• _Extract to read_:
□ □ □ □ □ □ □
Leading SEO Theorist Says PageRank Sculpting Is a Scam
02.12.10 | Comments Off

BAM! Did you hear that? SEO expert Michael Martinez just fired a shot across the bow of half the SEO community. Taking on the controversial subject of PageRank sculpting, Martinez leaves no room for doubt about where he stands on the debate. “If I were one of your clients who had taken your advice to sculpt PageRank,” he writes, “and if you had not come back to me and advised me to take down the ‘nofollow’ attributes I’d be suing you right now.” Those are strong words.

PageRank sculpting is one of those SEO tricks that caught on quickly despite powerful objections from people like Adam Audette and Shari Thurow, two of the leading SEO pundits. Audette’s PageRank sculpting antithesis is considered one of the best responses to the PageRank sculpting movement. Thurow wrote in her PageRank sculpting article “this entire PageRank sculpting is a slippery slope of giving spiders different content than site visitors. Search engines want what users want….”
□ □ □ □ □ □ □
• _Data excerpts_:
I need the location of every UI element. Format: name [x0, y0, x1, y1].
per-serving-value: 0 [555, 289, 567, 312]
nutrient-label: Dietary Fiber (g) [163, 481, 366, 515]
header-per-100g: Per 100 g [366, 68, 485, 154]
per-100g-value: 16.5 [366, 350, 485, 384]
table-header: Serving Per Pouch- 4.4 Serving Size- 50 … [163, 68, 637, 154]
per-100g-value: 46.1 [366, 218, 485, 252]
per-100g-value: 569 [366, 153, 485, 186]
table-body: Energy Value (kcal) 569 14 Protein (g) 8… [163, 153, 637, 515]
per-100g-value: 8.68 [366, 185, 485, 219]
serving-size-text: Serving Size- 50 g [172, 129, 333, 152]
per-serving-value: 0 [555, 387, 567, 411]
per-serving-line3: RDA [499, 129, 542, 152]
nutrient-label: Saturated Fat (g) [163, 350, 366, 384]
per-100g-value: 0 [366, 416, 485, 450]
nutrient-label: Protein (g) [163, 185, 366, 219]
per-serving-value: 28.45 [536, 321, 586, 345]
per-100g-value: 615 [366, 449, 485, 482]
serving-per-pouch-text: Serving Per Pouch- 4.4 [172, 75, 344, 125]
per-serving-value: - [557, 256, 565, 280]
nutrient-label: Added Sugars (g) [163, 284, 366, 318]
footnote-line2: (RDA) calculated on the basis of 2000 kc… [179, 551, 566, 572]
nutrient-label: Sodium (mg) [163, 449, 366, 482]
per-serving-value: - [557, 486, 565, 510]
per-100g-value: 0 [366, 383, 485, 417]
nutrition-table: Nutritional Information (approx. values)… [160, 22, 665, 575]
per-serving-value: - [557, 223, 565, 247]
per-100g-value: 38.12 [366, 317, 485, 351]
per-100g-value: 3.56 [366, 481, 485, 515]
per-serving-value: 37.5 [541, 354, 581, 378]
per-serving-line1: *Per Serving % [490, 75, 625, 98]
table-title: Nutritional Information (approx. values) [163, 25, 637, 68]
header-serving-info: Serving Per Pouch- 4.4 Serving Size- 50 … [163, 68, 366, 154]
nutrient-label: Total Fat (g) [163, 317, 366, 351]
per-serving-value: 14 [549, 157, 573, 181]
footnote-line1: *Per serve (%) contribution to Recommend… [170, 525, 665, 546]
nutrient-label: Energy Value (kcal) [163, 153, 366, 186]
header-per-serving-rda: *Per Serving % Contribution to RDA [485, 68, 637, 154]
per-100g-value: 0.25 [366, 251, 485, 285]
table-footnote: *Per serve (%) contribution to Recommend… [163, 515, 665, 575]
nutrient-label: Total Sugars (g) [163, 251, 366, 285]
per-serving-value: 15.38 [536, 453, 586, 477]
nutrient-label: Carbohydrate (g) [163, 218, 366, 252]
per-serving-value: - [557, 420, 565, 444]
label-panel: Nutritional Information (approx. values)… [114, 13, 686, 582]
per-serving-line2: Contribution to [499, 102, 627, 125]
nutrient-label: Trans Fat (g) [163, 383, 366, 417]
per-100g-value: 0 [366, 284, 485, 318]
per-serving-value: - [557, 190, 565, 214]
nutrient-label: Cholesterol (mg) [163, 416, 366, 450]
□ □ □ □ □ □ □
Continue the article on PageRank sculpting from the point where it stops.

• _Task result_:
The controversy has been raging since 2007 when a small number of SEOs claimed they had improved search rankings and visibility for clients by using the “rel=’nofollow’” link attribute to block crawlers from accessing “less important” pages on those sites. Martinez and other critics responded by pointing out that since no one can accurately measure and record PageRank there is no way to map its flow through a Website. Google employees like Matt Cutts and Adam Lasnik advised people in cautious language to use other SEO methods to improve search results.

Unfortunately, the PageRank Sculpting movement took on a life of its own and in the summer of 2009 Google revealed that it had been evaporating the PageRank that SEOs thought they were sculpting for over a year. All the proponents of PageRank Sculpting were left looking foolish because they had claimed many times that their tests proved their ideas were effective. Nothing could have been farther from the truth. Any improvements that client sites experienced in the search results happened IN SPITE of the SEOs’ work.

Over the past few years a handful of high profile people have attacked the credibility of the SEO industry, calling them scam artists, snake oil salesman, and worse. The steadfast belief in the holiness of PageRank Sculpting threatens to make those accusations ring true, and Martinez says he is ready to line up with the critics if the SEO community doesn’t stop peddling nonsense. Make no mistake about it: this latest round in the PageRank Sculpting debate delivers a 1-2 knockout to the pro-Sculpting community. But will they get the message or will they continue giving SEO a bad name?